### Stated exercise:
Give only the number of lines in the listing below where the string "nibh" occurs.

### Supplied records:
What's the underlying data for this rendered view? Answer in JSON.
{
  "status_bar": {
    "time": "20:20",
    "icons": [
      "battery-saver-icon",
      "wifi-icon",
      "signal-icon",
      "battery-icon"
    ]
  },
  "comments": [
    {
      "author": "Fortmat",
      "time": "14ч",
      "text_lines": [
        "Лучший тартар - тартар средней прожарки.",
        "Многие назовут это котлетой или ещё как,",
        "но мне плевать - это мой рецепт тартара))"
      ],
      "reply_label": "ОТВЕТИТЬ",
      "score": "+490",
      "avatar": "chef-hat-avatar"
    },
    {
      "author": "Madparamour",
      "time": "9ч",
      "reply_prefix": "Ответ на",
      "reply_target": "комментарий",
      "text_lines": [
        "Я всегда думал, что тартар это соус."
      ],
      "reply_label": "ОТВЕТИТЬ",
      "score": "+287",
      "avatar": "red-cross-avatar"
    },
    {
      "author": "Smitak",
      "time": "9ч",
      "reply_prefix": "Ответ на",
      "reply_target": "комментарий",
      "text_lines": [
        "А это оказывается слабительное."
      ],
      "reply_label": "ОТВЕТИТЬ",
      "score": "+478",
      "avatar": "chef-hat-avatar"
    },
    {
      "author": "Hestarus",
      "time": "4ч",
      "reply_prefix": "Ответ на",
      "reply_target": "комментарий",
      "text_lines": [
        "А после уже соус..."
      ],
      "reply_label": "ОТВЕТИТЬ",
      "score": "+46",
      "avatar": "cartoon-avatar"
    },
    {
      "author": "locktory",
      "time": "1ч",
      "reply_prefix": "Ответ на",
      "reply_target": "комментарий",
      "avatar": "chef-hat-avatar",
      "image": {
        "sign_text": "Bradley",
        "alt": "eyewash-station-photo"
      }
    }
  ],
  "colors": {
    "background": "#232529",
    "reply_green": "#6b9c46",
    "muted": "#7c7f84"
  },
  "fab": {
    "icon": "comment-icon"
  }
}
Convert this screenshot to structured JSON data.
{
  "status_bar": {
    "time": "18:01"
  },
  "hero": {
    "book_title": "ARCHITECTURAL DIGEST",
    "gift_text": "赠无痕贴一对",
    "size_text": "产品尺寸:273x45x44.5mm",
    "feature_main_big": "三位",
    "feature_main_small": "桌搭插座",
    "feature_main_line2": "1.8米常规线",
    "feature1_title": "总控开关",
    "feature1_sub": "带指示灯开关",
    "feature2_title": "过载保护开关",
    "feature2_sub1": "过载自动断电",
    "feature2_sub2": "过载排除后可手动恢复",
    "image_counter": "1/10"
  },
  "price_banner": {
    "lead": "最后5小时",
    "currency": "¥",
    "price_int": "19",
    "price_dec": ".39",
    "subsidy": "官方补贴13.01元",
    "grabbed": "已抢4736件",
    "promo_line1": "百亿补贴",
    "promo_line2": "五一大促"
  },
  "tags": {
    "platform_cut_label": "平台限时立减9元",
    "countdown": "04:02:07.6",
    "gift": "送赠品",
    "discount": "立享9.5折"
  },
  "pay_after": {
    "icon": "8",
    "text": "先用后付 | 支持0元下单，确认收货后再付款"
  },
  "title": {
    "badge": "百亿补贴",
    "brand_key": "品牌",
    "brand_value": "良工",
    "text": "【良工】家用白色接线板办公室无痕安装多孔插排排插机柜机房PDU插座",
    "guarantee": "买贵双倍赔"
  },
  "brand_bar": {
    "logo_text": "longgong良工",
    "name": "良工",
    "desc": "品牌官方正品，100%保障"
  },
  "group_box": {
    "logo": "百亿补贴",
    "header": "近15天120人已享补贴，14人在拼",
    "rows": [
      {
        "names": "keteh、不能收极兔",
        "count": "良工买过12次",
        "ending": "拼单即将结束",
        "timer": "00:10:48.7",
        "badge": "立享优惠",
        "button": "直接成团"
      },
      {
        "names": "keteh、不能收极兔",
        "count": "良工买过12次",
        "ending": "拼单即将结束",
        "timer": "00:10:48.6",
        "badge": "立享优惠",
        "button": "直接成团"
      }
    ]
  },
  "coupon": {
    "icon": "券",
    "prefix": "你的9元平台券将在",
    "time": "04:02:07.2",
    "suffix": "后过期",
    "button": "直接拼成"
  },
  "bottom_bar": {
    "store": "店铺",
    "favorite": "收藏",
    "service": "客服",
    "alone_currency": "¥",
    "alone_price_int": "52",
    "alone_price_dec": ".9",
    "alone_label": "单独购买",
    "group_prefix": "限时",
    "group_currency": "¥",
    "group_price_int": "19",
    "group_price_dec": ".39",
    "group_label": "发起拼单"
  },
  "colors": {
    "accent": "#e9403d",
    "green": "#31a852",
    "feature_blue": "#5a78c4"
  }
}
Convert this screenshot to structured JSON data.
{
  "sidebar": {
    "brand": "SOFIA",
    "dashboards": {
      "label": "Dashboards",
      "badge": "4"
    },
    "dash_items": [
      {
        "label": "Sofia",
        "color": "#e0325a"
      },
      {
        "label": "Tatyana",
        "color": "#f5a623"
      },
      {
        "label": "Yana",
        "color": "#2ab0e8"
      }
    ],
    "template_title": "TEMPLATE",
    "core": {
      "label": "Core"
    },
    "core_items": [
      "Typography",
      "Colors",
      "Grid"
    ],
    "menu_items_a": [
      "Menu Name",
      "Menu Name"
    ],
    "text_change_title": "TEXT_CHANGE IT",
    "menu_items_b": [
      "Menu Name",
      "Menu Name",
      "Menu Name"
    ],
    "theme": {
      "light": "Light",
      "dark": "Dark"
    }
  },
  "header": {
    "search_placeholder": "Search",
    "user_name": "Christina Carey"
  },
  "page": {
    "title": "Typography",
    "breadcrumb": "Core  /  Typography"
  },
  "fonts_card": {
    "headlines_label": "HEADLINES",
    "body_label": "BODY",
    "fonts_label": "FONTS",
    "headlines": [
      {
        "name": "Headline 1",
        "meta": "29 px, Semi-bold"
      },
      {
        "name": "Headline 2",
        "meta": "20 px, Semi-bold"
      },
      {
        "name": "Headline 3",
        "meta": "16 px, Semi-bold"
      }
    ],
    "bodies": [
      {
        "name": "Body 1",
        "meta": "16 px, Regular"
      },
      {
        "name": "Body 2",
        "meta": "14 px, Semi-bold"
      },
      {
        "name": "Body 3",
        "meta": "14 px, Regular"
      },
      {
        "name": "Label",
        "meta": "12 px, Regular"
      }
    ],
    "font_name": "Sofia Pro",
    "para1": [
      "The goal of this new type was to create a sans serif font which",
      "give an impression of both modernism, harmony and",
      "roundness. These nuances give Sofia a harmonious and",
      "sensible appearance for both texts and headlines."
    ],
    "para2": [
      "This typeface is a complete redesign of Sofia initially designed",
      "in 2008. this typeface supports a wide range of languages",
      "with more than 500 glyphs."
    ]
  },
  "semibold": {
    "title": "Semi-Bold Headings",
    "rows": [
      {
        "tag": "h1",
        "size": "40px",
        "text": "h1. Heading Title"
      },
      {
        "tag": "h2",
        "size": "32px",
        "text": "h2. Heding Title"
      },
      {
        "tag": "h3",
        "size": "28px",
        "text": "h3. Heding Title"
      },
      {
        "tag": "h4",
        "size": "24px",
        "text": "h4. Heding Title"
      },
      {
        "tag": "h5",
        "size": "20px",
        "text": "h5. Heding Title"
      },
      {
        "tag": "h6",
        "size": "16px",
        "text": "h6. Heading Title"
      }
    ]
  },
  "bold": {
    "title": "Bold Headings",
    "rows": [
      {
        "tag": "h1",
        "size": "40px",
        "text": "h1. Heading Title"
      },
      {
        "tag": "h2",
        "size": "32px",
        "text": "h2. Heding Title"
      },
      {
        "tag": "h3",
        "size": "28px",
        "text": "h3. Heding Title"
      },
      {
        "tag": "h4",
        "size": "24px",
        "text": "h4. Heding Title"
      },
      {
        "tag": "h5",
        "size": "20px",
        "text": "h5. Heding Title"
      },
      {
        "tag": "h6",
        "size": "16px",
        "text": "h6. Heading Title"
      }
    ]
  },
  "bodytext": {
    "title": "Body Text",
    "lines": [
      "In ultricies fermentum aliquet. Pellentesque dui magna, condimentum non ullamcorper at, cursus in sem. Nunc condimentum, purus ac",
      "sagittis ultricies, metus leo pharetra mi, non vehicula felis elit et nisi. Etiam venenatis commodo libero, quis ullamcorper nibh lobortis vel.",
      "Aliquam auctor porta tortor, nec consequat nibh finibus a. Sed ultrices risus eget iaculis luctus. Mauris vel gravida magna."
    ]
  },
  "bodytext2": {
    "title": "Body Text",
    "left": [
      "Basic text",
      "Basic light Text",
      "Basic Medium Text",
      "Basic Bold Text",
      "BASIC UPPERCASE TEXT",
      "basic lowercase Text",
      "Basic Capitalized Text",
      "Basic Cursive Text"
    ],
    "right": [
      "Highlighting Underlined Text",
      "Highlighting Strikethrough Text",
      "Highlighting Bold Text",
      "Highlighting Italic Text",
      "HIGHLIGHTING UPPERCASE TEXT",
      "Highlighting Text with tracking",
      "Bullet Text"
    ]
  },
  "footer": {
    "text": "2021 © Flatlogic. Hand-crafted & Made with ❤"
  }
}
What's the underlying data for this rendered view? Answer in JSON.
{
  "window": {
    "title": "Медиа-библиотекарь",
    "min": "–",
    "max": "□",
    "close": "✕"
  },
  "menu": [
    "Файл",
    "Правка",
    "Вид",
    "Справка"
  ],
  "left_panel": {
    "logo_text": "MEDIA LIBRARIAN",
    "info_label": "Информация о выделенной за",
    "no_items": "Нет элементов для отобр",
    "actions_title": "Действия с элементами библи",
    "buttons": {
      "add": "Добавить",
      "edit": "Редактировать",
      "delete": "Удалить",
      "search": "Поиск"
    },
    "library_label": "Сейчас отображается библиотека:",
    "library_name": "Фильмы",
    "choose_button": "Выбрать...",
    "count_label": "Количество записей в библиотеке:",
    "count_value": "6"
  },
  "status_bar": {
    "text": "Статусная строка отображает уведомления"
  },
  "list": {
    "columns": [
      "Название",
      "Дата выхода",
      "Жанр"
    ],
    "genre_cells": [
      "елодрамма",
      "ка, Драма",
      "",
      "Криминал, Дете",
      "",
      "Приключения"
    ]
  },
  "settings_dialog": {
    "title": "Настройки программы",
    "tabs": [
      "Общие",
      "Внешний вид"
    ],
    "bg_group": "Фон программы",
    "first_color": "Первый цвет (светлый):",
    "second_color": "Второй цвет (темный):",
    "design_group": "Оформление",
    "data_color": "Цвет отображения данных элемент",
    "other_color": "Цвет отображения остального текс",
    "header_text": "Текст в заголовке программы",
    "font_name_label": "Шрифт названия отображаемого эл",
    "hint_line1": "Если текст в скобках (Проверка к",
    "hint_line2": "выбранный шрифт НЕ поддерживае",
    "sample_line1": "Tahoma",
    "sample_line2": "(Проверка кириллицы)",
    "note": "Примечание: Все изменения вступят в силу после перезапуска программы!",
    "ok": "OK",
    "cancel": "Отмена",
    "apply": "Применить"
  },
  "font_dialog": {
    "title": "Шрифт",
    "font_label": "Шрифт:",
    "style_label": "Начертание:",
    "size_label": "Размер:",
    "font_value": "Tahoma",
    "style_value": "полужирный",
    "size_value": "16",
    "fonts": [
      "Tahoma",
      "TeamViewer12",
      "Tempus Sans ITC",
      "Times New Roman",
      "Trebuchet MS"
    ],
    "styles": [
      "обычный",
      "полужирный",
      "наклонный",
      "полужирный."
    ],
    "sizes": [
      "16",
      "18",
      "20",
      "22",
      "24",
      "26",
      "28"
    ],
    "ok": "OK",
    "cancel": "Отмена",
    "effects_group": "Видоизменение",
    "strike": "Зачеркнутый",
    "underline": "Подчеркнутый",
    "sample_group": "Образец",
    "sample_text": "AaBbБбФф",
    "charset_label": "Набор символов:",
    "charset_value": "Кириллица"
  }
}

### Response for this exercise:
2